▸ Exercise aim
All entries below need to be written out exactly, but without their pictures.

▸ Given records
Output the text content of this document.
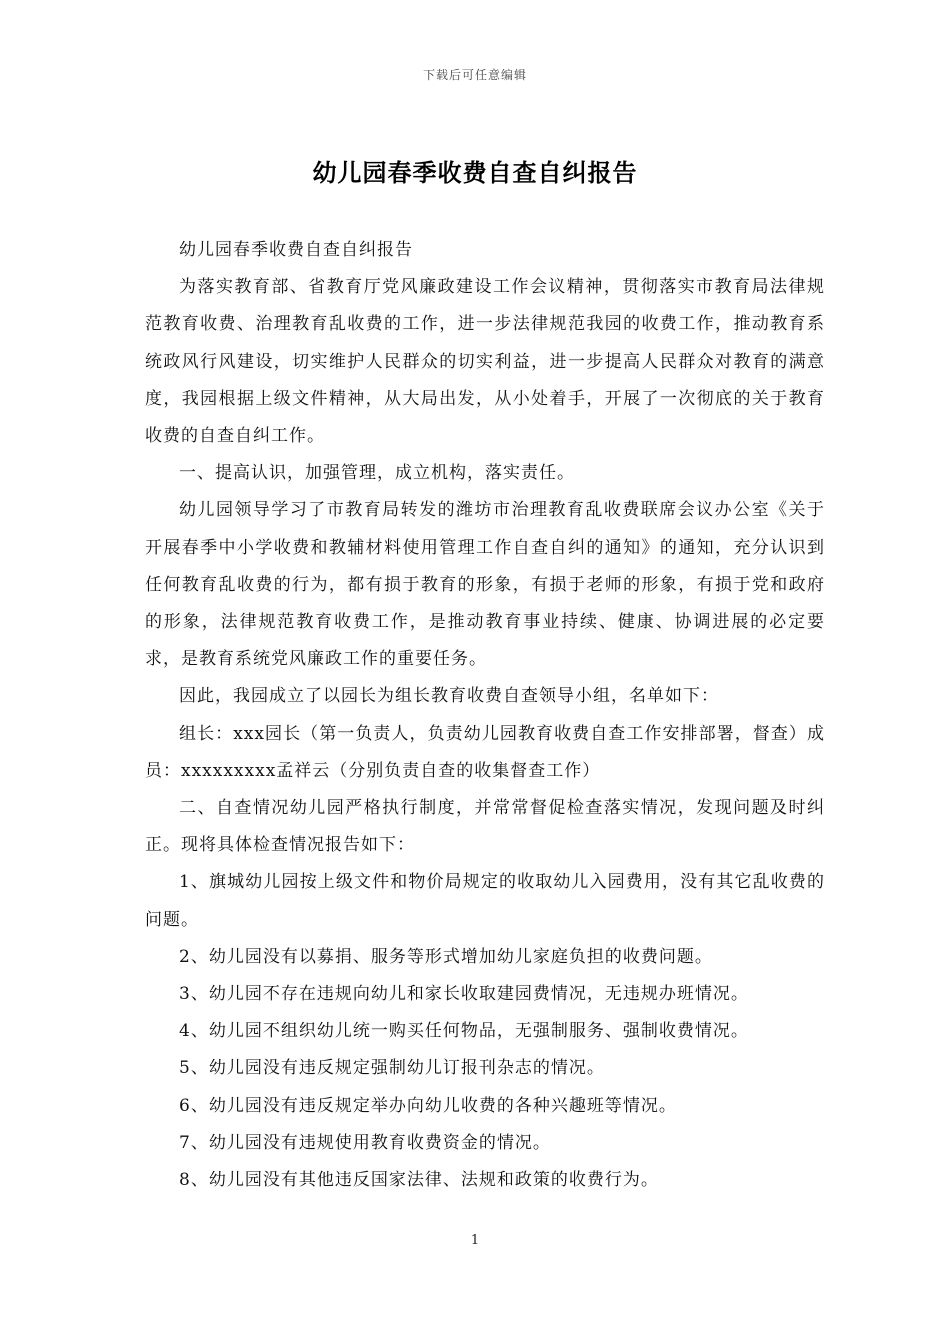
下载后可任意编辑
幼儿园春季收费自查自纠报告

幼儿园春季收费自查自纠报告

为落实教育部、省教育厅党风廉政建设工作会议精神，贯彻落实市教育局法律规范教育收费、治理教育乱收费的工作，进一步法律规范我园的收费工作，推动教育系统政风行风建设，切实维护人民群众的切实利益，进一步提高人民群众对教育的满意度，我园根据上级文件精神，从大局出发，从小处着手，开展了一次彻底的关于教育收费的自查自纠工作。

一、提高认识，加强管理，成立机构，落实责任。

幼儿园领导学习了市教育局转发的潍坊市治理教育乱收费联席会议办公室《关于开展春季中小学收费和教辅材料使用管理工作自查自纠的通知》的通知，充分认识到任何教育乱收费的行为，都有损于教育的形象，有损于老师的形象，有损于党和政府的形象，法律规范教育收费工作，是推动教育事业持续、健康、协调进展的必定要求，是教育系统党风廉政工作的重要任务。

因此，我园成立了以园长为组长教育收费自查领导小组，名单如下：

组长：xxx园长（第一负责人，负责幼儿园教育收费自查工作安排部署，督查）成员：xxxxxxxxx孟祥云（分别负责自查的收集督查工作）

二、自查情况幼儿园严格执行制度，并常常督促检查落实情况，发现问题及时纠正。现将具体检查情况报告如下：

1、旗城幼儿园按上级文件和物价局规定的收取幼儿入园费用，没有其它乱收费的问题。

2、幼儿园没有以募捐、服务等形式增加幼儿家庭负担的收费问题。

3、幼儿园不存在违规向幼儿和家长收取建园费情况，无违规办班情况。

4、幼儿园不组织幼儿统一购买任何物品，无强制服务、强制收费情况。

5、幼儿园没有违反规定强制幼儿订报刊杂志的情况。

6、幼儿园没有违反规定举办向幼儿收费的各种兴趣班等情况。

7、幼儿园没有违规使用教育收费资金的情况。

8、幼儿园没有其他违反国家法律、法规和政策的收费行为。

1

▸ Solved exercise
Output the text content of this document.
下载后可任意编辑
幼儿园春季收费自查自纠报告

幼儿园春季收费自查自纠报告

为落实教育部、省教育厅党风廉政建设工作会议精神，贯彻落实市教育局法律规范教育收费、治理教育乱收费的工作，进一步法律规范我园的收费工作，推动教育系统政风行风建设，切实维护人民群众的切实利益，进一步提高人民群众对教育的满意度，我园根据上级文件精神，从大局出发，从小处着手，开展了一次彻底的关于教育收费的自查自纠工作。

一、提高认识，加强管理，成立机构，落实责任。

幼儿园领导学习了市教育局转发的潍坊市治理教育乱收费联席会议办公室《关于开展春季中小学收费和教辅材料使用管理工作自查自纠的通知》的通知，充分认识到任何教育乱收费的行为，都有损于教育的形象，有损于老师的形象，有损于党和政府的形象，法律规范教育收费工作，是推动教育事业持续、健康、协调进展的必定要求，是教育系统党风廉政工作的重要任务。

因此，我园成立了以园长为组长教育收费自查领导小组，名单如下：

组长：xxx园长（第一负责人，负责幼儿园教育收费自查工作安排部署，督查）成员：xxxxxxxxx孟祥云（分别负责自查的收集督查工作）

二、自查情况幼儿园严格执行制度，并常常督促检查落实情况，发现问题及时纠正。现将具体检查情况报告如下：

1、旗城幼儿园按上级文件和物价局规定的收取幼儿入园费用，没有其它乱收费的问题。

2、幼儿园没有以募捐、服务等形式增加幼儿家庭负担的收费问题。

3、幼儿园不存在违规向幼儿和家长收取建园费情况，无违规办班情况。

4、幼儿园不组织幼儿统一购买任何物品，无强制服务、强制收费情况。

5、幼儿园没有违反规定强制幼儿订报刊杂志的情况。

6、幼儿园没有违反规定举办向幼儿收费的各种兴趣班等情况。

7、幼儿园没有违规使用教育收费资金的情况。

8、幼儿园没有其他违反国家法律、法规和政策的收费行为。

1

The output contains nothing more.